:: Given problem ::
Your task is to transcribe all of the records exactly and leave out the pictures.

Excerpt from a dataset

----

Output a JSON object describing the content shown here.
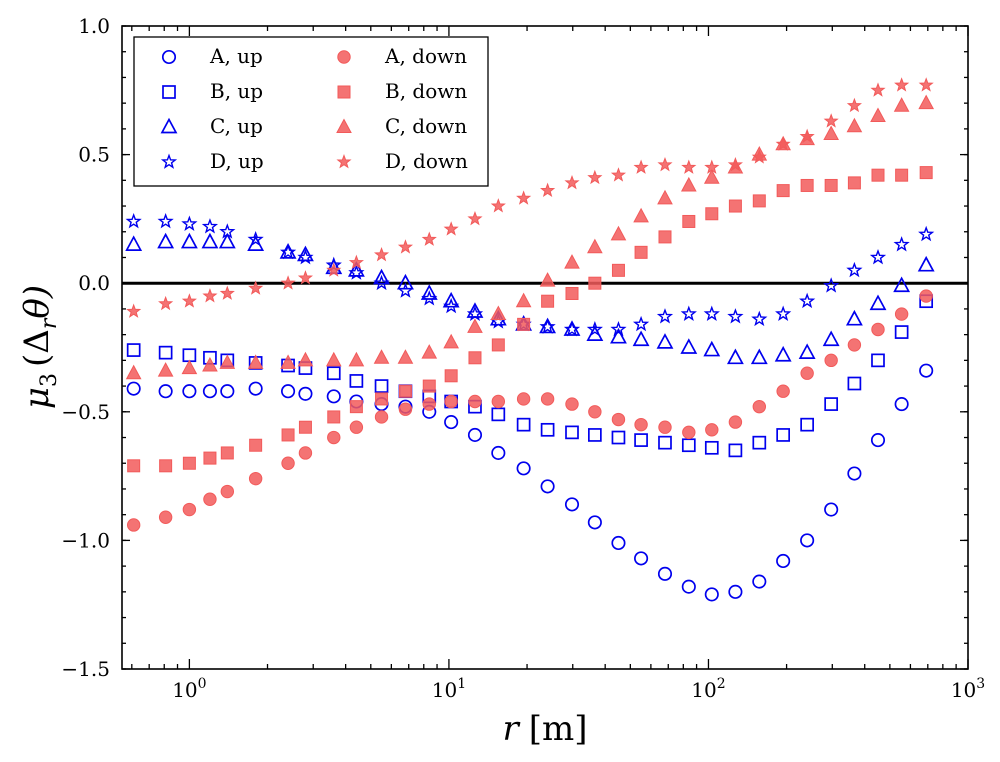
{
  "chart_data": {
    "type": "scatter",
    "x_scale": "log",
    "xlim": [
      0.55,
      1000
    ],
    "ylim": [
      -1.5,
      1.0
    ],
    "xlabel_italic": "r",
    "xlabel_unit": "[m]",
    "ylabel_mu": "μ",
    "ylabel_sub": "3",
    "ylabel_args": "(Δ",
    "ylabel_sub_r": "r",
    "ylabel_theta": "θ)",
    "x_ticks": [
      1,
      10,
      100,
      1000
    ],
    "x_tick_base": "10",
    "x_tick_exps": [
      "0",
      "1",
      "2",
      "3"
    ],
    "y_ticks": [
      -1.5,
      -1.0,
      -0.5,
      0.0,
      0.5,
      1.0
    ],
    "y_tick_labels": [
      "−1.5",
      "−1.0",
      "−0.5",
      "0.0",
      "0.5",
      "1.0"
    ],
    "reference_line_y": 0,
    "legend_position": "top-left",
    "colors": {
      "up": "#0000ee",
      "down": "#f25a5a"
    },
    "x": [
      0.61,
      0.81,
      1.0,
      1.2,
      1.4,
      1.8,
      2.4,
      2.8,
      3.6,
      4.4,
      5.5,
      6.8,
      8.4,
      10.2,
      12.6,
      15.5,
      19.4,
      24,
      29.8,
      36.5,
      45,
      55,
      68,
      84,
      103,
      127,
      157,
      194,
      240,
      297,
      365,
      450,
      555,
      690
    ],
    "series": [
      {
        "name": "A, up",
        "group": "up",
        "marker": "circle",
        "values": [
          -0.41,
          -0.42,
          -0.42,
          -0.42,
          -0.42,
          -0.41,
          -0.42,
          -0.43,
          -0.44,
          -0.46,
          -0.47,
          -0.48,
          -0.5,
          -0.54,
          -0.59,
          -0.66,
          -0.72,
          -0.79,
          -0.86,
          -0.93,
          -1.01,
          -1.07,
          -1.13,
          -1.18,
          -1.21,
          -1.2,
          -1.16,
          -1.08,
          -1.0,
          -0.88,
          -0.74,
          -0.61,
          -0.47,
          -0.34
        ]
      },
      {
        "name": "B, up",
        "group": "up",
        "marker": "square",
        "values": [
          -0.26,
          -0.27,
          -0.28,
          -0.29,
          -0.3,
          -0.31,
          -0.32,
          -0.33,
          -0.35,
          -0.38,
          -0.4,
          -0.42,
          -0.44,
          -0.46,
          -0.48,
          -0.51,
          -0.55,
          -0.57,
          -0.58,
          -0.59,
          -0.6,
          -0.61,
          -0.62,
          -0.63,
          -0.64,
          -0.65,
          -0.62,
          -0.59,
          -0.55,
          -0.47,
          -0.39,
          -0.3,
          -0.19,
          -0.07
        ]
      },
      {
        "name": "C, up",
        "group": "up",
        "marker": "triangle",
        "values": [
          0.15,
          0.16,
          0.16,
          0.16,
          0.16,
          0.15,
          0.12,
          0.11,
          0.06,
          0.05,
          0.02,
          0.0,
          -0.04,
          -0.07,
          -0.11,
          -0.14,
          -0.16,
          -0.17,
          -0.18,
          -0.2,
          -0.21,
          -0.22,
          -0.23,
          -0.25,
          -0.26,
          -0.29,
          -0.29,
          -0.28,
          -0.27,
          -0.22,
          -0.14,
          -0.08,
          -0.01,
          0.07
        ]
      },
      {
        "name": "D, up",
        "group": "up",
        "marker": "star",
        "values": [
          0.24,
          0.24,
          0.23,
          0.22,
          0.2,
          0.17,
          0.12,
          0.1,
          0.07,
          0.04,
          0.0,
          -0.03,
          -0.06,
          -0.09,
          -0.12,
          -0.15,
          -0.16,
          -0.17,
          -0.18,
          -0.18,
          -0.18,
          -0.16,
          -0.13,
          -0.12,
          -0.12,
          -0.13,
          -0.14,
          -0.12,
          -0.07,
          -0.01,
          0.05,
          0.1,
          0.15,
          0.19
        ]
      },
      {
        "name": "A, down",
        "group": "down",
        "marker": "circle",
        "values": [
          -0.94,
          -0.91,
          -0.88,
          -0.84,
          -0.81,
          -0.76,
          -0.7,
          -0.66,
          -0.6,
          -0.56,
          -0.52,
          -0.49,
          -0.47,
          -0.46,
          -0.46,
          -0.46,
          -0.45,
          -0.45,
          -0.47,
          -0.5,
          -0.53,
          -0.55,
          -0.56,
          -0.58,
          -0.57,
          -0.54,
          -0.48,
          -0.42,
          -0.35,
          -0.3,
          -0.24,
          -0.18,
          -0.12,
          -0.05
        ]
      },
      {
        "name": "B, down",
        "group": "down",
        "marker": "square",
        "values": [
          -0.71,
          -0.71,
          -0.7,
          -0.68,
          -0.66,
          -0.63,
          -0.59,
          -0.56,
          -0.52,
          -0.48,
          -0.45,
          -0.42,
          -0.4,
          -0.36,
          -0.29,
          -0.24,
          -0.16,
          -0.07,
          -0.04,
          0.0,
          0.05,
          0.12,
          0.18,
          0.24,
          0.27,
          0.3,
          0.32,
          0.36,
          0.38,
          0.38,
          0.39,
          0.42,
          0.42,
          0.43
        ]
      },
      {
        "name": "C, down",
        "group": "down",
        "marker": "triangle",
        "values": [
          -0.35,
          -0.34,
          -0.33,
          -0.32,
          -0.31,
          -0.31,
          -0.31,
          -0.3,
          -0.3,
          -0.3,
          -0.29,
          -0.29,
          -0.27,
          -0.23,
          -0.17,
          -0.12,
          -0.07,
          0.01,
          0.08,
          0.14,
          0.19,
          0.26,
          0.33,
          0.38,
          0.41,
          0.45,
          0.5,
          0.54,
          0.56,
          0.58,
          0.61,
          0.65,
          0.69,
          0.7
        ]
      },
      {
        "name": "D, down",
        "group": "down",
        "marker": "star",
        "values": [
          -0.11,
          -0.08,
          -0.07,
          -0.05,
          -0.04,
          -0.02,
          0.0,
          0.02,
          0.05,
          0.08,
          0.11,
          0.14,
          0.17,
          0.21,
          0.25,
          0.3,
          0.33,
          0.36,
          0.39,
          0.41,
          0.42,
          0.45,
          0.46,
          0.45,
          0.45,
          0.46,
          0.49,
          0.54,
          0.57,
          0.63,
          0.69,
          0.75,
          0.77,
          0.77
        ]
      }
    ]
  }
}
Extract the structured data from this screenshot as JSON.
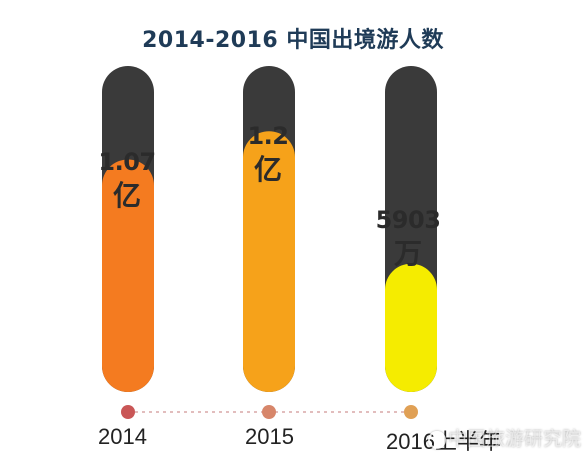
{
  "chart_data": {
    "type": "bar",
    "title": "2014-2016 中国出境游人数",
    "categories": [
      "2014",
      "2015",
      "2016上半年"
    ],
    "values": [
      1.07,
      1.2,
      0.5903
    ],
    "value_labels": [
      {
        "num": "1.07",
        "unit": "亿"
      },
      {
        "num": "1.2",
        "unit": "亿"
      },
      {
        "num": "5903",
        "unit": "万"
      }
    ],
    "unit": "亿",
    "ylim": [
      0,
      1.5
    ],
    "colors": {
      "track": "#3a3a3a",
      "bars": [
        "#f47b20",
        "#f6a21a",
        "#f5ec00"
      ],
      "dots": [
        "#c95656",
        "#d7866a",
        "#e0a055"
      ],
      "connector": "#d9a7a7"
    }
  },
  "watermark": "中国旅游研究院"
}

----

:: Exercise answer ::
Output a JSON object describing the content shown here.
{
  "chart_data": {
    "type": "scatter",
    "x_scale": "log",
    "xlim": [
      0.55,
      1000
    ],
    "ylim": [
      -1.5,
      1.0
    ],
    "xlabel_italic": "r",
    "xlabel_unit": "[m]",
    "ylabel_mu": "μ",
    "ylabel_sub": "3",
    "ylabel_args": "(Δ",
    "ylabel_sub_r": "r",
    "ylabel_theta": "θ)",
    "x_ticks": [
      1,
      10,
      100,
      1000
    ],
    "x_tick_base": "10",
    "x_tick_exps": [
      "0",
      "1",
      "2",
      "3"
    ],
    "y_ticks": [
      -1.5,
      -1.0,
      -0.5,
      0.0,
      0.5,
      1.0
    ],
    "y_tick_labels": [
      "−1.5",
      "−1.0",
      "−0.5",
      "0.0",
      "0.5",
      "1.0"
    ],
    "reference_line_y": 0,
    "legend_position": "top-left",
    "colors": {
      "up": "#0000ee",
      "down": "#f25a5a"
    },
    "x": [
      0.61,
      0.81,
      1.0,
      1.2,
      1.4,
      1.8,
      2.4,
      2.8,
      3.6,
      4.4,
      5.5,
      6.8,
      8.4,
      10.2,
      12.6,
      15.5,
      19.4,
      24,
      29.8,
      36.5,
      45,
      55,
      68,
      84,
      103,
      127,
      157,
      194,
      240,
      297,
      365,
      450,
      555,
      690
    ],
    "series": [
      {
        "name": "A, up",
        "group": "up",
        "marker": "circle",
        "values": [
          -0.41,
          -0.42,
          -0.42,
          -0.42,
          -0.42,
          -0.41,
          -0.42,
          -0.43,
          -0.44,
          -0.46,
          -0.47,
          -0.48,
          -0.5,
          -0.54,
          -0.59,
          -0.66,
          -0.72,
          -0.79,
          -0.86,
          -0.93,
          -1.01,
          -1.07,
          -1.13,
          -1.18,
          -1.21,
          -1.2,
          -1.16,
          -1.08,
          -1.0,
          -0.88,
          -0.74,
          -0.61,
          -0.47,
          -0.34
        ]
      },
      {
        "name": "B, up",
        "group": "up",
        "marker": "square",
        "values": [
          -0.26,
          -0.27,
          -0.28,
          -0.29,
          -0.3,
          -0.31,
          -0.32,
          -0.33,
          -0.35,
          -0.38,
          -0.4,
          -0.42,
          -0.44,
          -0.46,
          -0.48,
          -0.51,
          -0.55,
          -0.57,
          -0.58,
          -0.59,
          -0.6,
          -0.61,
          -0.62,
          -0.63,
          -0.64,
          -0.65,
          -0.62,
          -0.59,
          -0.55,
          -0.47,
          -0.39,
          -0.3,
          -0.19,
          -0.07
        ]
      },
      {
        "name": "C, up",
        "group": "up",
        "marker": "triangle",
        "values": [
          0.15,
          0.16,
          0.16,
          0.16,
          0.16,
          0.15,
          0.12,
          0.11,
          0.06,
          0.05,
          0.02,
          0.0,
          -0.04,
          -0.07,
          -0.11,
          -0.14,
          -0.16,
          -0.17,
          -0.18,
          -0.2,
          -0.21,
          -0.22,
          -0.23,
          -0.25,
          -0.26,
          -0.29,
          -0.29,
          -0.28,
          -0.27,
          -0.22,
          -0.14,
          -0.08,
          -0.01,
          0.07
        ]
      },
      {
        "name": "D, up",
        "group": "up",
        "marker": "star",
        "values": [
          0.24,
          0.24,
          0.23,
          0.22,
          0.2,
          0.17,
          0.12,
          0.1,
          0.07,
          0.04,
          0.0,
          -0.03,
          -0.06,
          -0.09,
          -0.12,
          -0.15,
          -0.16,
          -0.17,
          -0.18,
          -0.18,
          -0.18,
          -0.16,
          -0.13,
          -0.12,
          -0.12,
          -0.13,
          -0.14,
          -0.12,
          -0.07,
          -0.01,
          0.05,
          0.1,
          0.15,
          0.19
        ]
      },
      {
        "name": "A, down",
        "group": "down",
        "marker": "circle",
        "values": [
          -0.94,
          -0.91,
          -0.88,
          -0.84,
          -0.81,
          -0.76,
          -0.7,
          -0.66,
          -0.6,
          -0.56,
          -0.52,
          -0.49,
          -0.47,
          -0.46,
          -0.46,
          -0.46,
          -0.45,
          -0.45,
          -0.47,
          -0.5,
          -0.53,
          -0.55,
          -0.56,
          -0.58,
          -0.57,
          -0.54,
          -0.48,
          -0.42,
          -0.35,
          -0.3,
          -0.24,
          -0.18,
          -0.12,
          -0.05
        ]
      },
      {
        "name": "B, down",
        "group": "down",
        "marker": "square",
        "values": [
          -0.71,
          -0.71,
          -0.7,
          -0.68,
          -0.66,
          -0.63,
          -0.59,
          -0.56,
          -0.52,
          -0.48,
          -0.45,
          -0.42,
          -0.4,
          -0.36,
          -0.29,
          -0.24,
          -0.16,
          -0.07,
          -0.04,
          0.0,
          0.05,
          0.12,
          0.18,
          0.24,
          0.27,
          0.3,
          0.32,
          0.36,
          0.38,
          0.38,
          0.39,
          0.42,
          0.42,
          0.43
        ]
      },
      {
        "name": "C, down",
        "group": "down",
        "marker": "triangle",
        "values": [
          -0.35,
          -0.34,
          -0.33,
          -0.32,
          -0.31,
          -0.31,
          -0.31,
          -0.3,
          -0.3,
          -0.3,
          -0.29,
          -0.29,
          -0.27,
          -0.23,
          -0.17,
          -0.12,
          -0.07,
          0.01,
          0.08,
          0.14,
          0.19,
          0.26,
          0.33,
          0.38,
          0.41,
          0.45,
          0.5,
          0.54,
          0.56,
          0.58,
          0.61,
          0.65,
          0.69,
          0.7
        ]
      },
      {
        "name": "D, down",
        "group": "down",
        "marker": "star",
        "values": [
          -0.11,
          -0.08,
          -0.07,
          -0.05,
          -0.04,
          -0.02,
          0.0,
          0.02,
          0.05,
          0.08,
          0.11,
          0.14,
          0.17,
          0.21,
          0.25,
          0.3,
          0.33,
          0.36,
          0.39,
          0.41,
          0.42,
          0.45,
          0.46,
          0.45,
          0.45,
          0.46,
          0.49,
          0.54,
          0.57,
          0.63,
          0.69,
          0.75,
          0.77,
          0.77
        ]
      }
    ]
  }
}
Extract the structured data from this screenshot as JSON.
{
  "chart_data": {
    "type": "bar",
    "title": "2014-2016 中国出境游人数",
    "categories": [
      "2014",
      "2015",
      "2016上半年"
    ],
    "values": [
      1.07,
      1.2,
      0.5903
    ],
    "value_labels": [
      {
        "num": "1.07",
        "unit": "亿"
      },
      {
        "num": "1.2",
        "unit": "亿"
      },
      {
        "num": "5903",
        "unit": "万"
      }
    ],
    "unit": "亿",
    "ylim": [
      0,
      1.5
    ],
    "colors": {
      "track": "#3a3a3a",
      "bars": [
        "#f47b20",
        "#f6a21a",
        "#f5ec00"
      ],
      "dots": [
        "#c95656",
        "#d7866a",
        "#e0a055"
      ],
      "connector": "#d9a7a7"
    }
  },
  "watermark": "中国旅游研究院"
}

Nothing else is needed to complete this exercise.